- _Task to complete_
Below are records to transcribe exactly, without their pictures.

Records from a data collection
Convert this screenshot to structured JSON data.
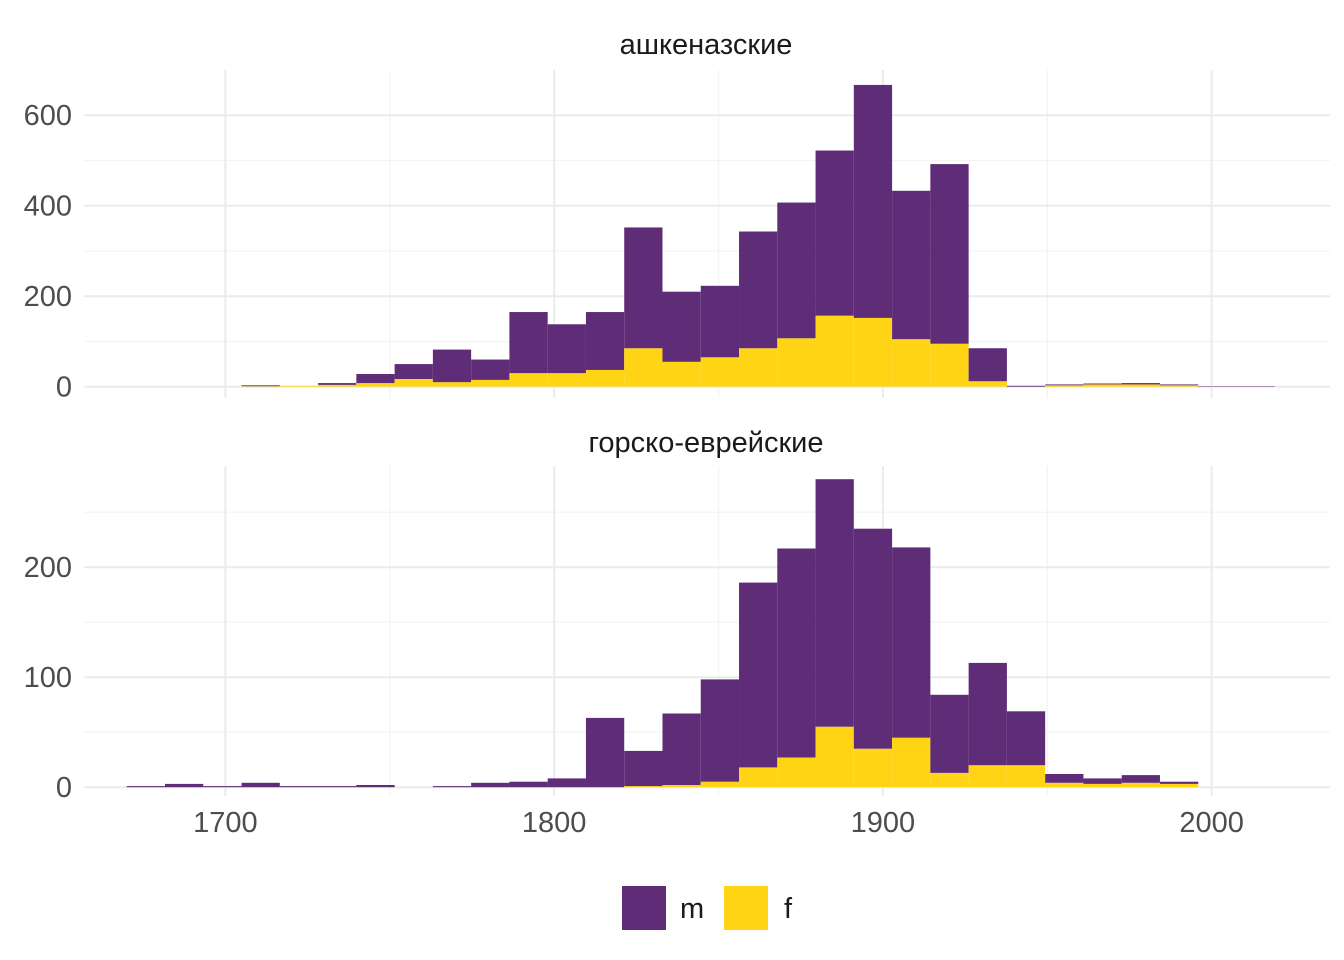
{
  "chart_data": {
    "type": "bar",
    "stacked": true,
    "grid": true,
    "legend_position": "bottom",
    "bin_width": 11.64,
    "x_start": 1670,
    "xlim": [
      1657,
      2036
    ],
    "x_ticks": [
      "1700",
      "1800",
      "1900",
      "2000"
    ],
    "x_tick_values": [
      1700,
      1800,
      1900,
      2000
    ],
    "legend": [
      {
        "label": "m",
        "color": "#5f2d77"
      },
      {
        "label": "f",
        "color": "#fed414"
      }
    ],
    "panels": [
      {
        "title": "ашкеназские",
        "ylim": [
          -25,
          700
        ],
        "y_ticks": [
          "0",
          "200",
          "400",
          "600"
        ],
        "y_tick_values": [
          0,
          200,
          400,
          600
        ],
        "series": [
          {
            "name": "f",
            "values": [
              0,
              0,
              0,
              1,
              2,
              4,
              8,
              17,
              10,
              15,
              30,
              30,
              37,
              85,
              55,
              65,
              85,
              107,
              157,
              152,
              105,
              95,
              12,
              0,
              3,
              5,
              5,
              3,
              0,
              0
            ]
          },
          {
            "name": "m",
            "values": [
              0,
              0,
              0,
              2,
              0,
              4,
              20,
              33,
              72,
              45,
              135,
              108,
              128,
              267,
              155,
              158,
              258,
              300,
              365,
              515,
              328,
              397,
              73,
              2,
              2,
              2,
              3,
              2,
              1,
              1
            ]
          }
        ]
      },
      {
        "title": "горско-еврейские",
        "ylim": [
          -8,
          292
        ],
        "y_ticks": [
          "0",
          "100",
          "200"
        ],
        "y_tick_values": [
          0,
          100,
          200
        ],
        "series": [
          {
            "name": "f",
            "values": [
              0,
              0,
              0,
              0,
              0,
              0,
              0,
              0,
              0,
              0,
              0,
              0,
              0,
              1,
              2,
              5,
              18,
              27,
              55,
              35,
              45,
              13,
              20,
              20,
              4,
              3,
              4,
              3,
              0,
              0
            ]
          },
          {
            "name": "m",
            "values": [
              1,
              3,
              1,
              4,
              1,
              1,
              2,
              0,
              1,
              4,
              5,
              8,
              63,
              32,
              65,
              93,
              168,
              190,
              225,
              200,
              173,
              71,
              93,
              49,
              8,
              5,
              7,
              2,
              0,
              0
            ]
          }
        ]
      }
    ]
  }
}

- _Answer for the task_
Convert this screenshot to structured JSON data.
{
  "chart_data": {
    "type": "bar",
    "stacked": true,
    "grid": true,
    "legend_position": "bottom",
    "bin_width": 11.64,
    "x_start": 1670,
    "xlim": [
      1657,
      2036
    ],
    "x_ticks": [
      "1700",
      "1800",
      "1900",
      "2000"
    ],
    "x_tick_values": [
      1700,
      1800,
      1900,
      2000
    ],
    "legend": [
      {
        "label": "m",
        "color": "#5f2d77"
      },
      {
        "label": "f",
        "color": "#fed414"
      }
    ],
    "panels": [
      {
        "title": "ашкеназские",
        "ylim": [
          -25,
          700
        ],
        "y_ticks": [
          "0",
          "200",
          "400",
          "600"
        ],
        "y_tick_values": [
          0,
          200,
          400,
          600
        ],
        "series": [
          {
            "name": "f",
            "values": [
              0,
              0,
              0,
              1,
              2,
              4,
              8,
              17,
              10,
              15,
              30,
              30,
              37,
              85,
              55,
              65,
              85,
              107,
              157,
              152,
              105,
              95,
              12,
              0,
              3,
              5,
              5,
              3,
              0,
              0
            ]
          },
          {
            "name": "m",
            "values": [
              0,
              0,
              0,
              2,
              0,
              4,
              20,
              33,
              72,
              45,
              135,
              108,
              128,
              267,
              155,
              158,
              258,
              300,
              365,
              515,
              328,
              397,
              73,
              2,
              2,
              2,
              3,
              2,
              1,
              1
            ]
          }
        ]
      },
      {
        "title": "горско-еврейские",
        "ylim": [
          -8,
          292
        ],
        "y_ticks": [
          "0",
          "100",
          "200"
        ],
        "y_tick_values": [
          0,
          100,
          200
        ],
        "series": [
          {
            "name": "f",
            "values": [
              0,
              0,
              0,
              0,
              0,
              0,
              0,
              0,
              0,
              0,
              0,
              0,
              0,
              1,
              2,
              5,
              18,
              27,
              55,
              35,
              45,
              13,
              20,
              20,
              4,
              3,
              4,
              3,
              0,
              0
            ]
          },
          {
            "name": "m",
            "values": [
              1,
              3,
              1,
              4,
              1,
              1,
              2,
              0,
              1,
              4,
              5,
              8,
              63,
              32,
              65,
              93,
              168,
              190,
              225,
              200,
              173,
              71,
              93,
              49,
              8,
              5,
              7,
              2,
              0,
              0
            ]
          }
        ]
      }
    ]
  }
}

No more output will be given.